◆ WRITTEN TASK
From the entries below, pull out each line where "JSON" appears.

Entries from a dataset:
┄┄┄┄┄┄┄┄┄┄

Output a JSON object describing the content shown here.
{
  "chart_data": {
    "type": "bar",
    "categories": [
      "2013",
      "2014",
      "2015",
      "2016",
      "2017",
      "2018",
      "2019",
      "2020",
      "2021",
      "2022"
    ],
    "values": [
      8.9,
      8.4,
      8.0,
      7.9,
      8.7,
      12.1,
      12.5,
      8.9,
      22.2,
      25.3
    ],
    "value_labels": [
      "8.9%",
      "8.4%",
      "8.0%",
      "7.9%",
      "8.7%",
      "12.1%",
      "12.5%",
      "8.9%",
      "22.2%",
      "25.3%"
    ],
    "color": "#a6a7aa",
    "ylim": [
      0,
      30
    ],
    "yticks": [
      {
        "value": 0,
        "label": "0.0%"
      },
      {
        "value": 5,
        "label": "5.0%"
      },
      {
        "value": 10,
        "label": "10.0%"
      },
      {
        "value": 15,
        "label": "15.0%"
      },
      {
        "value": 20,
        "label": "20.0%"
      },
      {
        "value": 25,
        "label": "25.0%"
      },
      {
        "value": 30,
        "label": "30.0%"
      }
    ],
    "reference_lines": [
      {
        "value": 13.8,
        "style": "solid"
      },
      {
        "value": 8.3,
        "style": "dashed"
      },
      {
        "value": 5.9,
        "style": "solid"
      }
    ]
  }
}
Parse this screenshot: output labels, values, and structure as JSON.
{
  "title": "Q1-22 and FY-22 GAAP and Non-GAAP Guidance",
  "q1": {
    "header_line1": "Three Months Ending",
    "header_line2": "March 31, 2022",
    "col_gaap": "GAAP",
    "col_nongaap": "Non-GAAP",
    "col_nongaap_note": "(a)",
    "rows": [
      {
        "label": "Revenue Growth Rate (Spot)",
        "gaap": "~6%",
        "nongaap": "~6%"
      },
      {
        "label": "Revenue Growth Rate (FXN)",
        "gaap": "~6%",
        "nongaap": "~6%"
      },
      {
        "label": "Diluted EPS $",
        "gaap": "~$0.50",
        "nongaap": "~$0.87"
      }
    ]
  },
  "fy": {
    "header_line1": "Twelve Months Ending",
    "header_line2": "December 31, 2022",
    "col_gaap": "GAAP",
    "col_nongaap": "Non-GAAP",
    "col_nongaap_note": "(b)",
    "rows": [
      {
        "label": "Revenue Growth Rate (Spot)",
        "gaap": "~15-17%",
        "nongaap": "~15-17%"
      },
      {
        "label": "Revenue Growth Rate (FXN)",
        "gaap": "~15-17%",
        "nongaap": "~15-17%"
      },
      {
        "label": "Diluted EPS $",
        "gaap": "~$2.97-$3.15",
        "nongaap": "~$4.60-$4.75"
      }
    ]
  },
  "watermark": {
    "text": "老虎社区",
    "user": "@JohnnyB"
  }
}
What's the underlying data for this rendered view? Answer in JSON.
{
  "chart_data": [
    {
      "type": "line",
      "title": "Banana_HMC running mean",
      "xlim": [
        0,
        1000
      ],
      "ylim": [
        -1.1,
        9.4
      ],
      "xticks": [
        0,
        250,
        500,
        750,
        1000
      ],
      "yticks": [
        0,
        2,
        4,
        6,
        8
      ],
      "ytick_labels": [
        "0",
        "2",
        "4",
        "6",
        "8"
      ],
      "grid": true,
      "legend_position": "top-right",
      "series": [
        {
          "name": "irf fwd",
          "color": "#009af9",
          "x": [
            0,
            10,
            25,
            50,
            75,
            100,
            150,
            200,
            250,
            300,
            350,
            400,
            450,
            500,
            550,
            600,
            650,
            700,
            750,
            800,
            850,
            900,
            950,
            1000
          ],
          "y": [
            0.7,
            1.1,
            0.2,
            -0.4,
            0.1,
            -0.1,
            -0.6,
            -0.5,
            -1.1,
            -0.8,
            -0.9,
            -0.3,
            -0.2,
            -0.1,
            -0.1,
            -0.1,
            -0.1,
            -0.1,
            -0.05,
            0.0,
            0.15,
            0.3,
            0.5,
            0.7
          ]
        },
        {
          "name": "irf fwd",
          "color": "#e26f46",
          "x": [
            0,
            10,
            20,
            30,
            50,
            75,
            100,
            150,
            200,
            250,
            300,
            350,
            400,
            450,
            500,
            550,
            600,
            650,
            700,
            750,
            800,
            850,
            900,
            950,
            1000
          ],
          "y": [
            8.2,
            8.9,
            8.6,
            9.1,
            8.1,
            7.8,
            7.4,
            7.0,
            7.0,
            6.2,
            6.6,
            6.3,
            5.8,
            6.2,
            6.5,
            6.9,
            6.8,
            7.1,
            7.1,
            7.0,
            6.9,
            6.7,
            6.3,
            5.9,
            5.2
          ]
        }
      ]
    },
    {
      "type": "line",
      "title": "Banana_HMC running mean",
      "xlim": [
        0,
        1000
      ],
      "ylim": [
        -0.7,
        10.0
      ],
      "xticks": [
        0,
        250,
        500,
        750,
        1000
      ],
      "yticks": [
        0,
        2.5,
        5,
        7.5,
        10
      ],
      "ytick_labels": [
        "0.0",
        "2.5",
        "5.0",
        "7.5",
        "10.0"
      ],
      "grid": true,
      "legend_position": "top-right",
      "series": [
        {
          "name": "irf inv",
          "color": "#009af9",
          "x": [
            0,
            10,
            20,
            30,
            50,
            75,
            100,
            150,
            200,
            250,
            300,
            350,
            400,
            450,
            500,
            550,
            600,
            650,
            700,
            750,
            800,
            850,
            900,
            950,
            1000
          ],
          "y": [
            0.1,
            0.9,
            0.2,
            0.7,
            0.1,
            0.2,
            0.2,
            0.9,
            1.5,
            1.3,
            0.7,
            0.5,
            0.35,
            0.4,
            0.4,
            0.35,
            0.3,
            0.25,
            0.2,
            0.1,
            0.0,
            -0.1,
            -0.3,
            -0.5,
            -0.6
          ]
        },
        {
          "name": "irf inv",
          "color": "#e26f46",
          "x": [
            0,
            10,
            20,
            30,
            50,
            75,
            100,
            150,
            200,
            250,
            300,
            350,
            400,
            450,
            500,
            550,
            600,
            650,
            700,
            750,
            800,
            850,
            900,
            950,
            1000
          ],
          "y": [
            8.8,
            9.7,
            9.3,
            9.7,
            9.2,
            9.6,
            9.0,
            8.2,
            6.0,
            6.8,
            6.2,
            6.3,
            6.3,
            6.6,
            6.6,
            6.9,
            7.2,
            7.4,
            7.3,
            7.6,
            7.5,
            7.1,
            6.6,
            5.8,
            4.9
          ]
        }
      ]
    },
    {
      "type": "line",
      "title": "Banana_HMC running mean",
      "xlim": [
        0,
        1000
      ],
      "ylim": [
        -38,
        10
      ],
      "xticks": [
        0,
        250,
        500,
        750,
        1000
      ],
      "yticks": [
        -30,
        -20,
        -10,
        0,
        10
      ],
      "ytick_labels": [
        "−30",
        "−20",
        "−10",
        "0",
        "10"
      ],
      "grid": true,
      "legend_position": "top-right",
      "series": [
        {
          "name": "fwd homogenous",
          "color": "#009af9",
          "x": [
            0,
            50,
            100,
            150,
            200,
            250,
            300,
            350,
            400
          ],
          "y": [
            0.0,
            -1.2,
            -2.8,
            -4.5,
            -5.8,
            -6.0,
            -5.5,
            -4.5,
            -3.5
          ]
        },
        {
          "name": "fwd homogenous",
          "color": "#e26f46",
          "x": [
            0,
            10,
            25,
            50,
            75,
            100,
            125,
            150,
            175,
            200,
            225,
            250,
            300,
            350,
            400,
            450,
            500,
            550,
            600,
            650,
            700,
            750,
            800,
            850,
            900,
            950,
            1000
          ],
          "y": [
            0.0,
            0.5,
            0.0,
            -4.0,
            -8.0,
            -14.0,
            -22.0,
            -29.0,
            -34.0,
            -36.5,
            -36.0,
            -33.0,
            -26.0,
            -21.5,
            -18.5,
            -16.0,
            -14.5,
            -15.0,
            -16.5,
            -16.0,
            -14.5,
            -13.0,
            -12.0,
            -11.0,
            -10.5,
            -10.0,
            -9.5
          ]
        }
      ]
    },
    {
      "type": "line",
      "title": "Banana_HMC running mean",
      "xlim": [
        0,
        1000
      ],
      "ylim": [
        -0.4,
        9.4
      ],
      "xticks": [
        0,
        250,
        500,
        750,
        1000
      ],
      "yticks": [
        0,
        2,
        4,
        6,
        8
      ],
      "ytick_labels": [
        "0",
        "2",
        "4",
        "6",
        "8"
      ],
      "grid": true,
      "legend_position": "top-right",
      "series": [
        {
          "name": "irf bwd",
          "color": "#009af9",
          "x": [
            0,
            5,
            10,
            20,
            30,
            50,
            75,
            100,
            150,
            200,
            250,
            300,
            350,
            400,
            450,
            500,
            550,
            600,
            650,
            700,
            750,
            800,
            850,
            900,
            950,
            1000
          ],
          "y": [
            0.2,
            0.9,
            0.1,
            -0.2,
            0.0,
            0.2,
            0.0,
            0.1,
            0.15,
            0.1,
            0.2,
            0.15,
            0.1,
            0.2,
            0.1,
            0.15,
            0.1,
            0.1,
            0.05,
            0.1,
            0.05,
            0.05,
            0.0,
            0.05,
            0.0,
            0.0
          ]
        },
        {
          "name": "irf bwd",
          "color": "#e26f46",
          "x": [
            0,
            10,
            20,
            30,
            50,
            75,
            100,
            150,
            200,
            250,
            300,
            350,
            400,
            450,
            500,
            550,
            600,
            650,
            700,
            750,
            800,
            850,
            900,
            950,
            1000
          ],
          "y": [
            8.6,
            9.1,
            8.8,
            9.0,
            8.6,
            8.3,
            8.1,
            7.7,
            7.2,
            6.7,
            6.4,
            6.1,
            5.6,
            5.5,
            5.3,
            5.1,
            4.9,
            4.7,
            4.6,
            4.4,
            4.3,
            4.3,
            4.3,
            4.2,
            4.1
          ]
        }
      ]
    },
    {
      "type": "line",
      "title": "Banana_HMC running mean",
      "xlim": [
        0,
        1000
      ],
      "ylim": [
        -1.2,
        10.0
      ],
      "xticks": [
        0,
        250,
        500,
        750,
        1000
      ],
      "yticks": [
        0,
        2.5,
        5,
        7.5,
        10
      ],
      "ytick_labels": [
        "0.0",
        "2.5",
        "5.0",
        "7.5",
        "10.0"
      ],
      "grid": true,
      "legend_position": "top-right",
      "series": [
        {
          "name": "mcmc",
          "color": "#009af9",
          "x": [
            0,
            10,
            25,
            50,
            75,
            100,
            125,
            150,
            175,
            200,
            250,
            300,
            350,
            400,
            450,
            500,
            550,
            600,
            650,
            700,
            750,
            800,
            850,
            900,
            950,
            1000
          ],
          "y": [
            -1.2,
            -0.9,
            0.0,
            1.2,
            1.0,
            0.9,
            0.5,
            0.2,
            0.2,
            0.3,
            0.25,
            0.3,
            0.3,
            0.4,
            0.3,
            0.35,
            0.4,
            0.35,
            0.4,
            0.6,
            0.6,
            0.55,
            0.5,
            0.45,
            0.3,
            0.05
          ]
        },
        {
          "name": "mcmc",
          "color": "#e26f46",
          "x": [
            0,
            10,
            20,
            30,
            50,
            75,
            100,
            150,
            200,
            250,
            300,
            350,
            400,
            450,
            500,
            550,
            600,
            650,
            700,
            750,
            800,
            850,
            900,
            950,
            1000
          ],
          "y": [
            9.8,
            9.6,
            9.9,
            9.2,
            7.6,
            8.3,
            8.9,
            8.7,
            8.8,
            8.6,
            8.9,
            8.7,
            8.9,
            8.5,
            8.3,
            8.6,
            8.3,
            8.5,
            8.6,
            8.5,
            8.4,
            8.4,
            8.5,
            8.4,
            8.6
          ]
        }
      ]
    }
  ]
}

┄┄┄┄┄┄┄┄┄┄

◆ RESPONSE TO THIS TASK
Output a JSON object describing the content shown here.
Parse this screenshot: output labels, values, and structure as JSON.
What's the underlying data for this rendered view? Answer in JSON.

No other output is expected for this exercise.